[Figure data in JSON]

^^^^^^^^

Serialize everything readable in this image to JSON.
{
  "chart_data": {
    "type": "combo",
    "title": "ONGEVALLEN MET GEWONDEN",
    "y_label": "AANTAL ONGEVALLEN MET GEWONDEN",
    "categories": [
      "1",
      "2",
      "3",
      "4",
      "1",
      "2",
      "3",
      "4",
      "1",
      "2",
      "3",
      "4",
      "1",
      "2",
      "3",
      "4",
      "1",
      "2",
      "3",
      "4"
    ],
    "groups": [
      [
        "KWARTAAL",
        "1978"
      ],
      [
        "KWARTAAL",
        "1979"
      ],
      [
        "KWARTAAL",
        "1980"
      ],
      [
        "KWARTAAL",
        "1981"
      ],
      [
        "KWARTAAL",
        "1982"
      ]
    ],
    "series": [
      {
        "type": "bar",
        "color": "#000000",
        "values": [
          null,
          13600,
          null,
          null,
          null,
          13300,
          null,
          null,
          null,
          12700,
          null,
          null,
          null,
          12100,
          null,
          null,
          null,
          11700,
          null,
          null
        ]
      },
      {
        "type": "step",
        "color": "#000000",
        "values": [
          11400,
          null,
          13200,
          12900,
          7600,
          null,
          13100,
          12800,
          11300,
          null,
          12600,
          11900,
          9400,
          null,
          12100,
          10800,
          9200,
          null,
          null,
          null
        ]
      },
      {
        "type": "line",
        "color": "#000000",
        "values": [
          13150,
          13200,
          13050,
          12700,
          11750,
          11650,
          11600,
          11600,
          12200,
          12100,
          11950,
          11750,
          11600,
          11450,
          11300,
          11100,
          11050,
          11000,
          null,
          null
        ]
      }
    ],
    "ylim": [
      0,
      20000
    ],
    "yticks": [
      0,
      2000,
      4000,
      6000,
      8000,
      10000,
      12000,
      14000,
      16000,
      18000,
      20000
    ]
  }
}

^^^^^^^^

Exercise instructions:
Return every line of the material exactly.

Response:
Serialize everything readable in this image to JSON.
{
  "chart_data": {
    "type": "combo",
    "title": "ONGEVALLEN MET GEWONDEN",
    "y_label": "AANTAL ONGEVALLEN MET GEWONDEN",
    "categories": [
      "1",
      "2",
      "3",
      "4",
      "1",
      "2",
      "3",
      "4",
      "1",
      "2",
      "3",
      "4",
      "1",
      "2",
      "3",
      "4",
      "1",
      "2",
      "3",
      "4"
    ],
    "groups": [
      [
        "KWARTAAL",
        "1978"
      ],
      [
        "KWARTAAL",
        "1979"
      ],
      [
        "KWARTAAL",
        "1980"
      ],
      [
        "KWARTAAL",
        "1981"
      ],
      [
        "KWARTAAL",
        "1982"
      ]
    ],
    "series": [
      {
        "type": "bar",
        "color": "#000000",
        "values": [
          null,
          13600,
          null,
          null,
          null,
          13300,
          null,
          null,
          null,
          12700,
          null,
          null,
          null,
          12100,
          null,
          null,
          null,
          11700,
          null,
          null
        ]
      },
      {
        "type": "step",
        "color": "#000000",
        "values": [
          11400,
          null,
          13200,
          12900,
          7600,
          null,
          13100,
          12800,
          11300,
          null,
          12600,
          11900,
          9400,
          null,
          12100,
          10800,
          9200,
          null,
          null,
          null
        ]
      },
      {
        "type": "line",
        "color": "#000000",
        "values": [
          13150,
          13200,
          13050,
          12700,
          11750,
          11650,
          11600,
          11600,
          12200,
          12100,
          11950,
          11750,
          11600,
          11450,
          11300,
          11100,
          11050,
          11000,
          null,
          null
        ]
      }
    ],
    "ylim": [
      0,
      20000
    ],
    "yticks": [
      0,
      2000,
      4000,
      6000,
      8000,
      10000,
      12000,
      14000,
      16000,
      18000,
      20000
    ]
  }
}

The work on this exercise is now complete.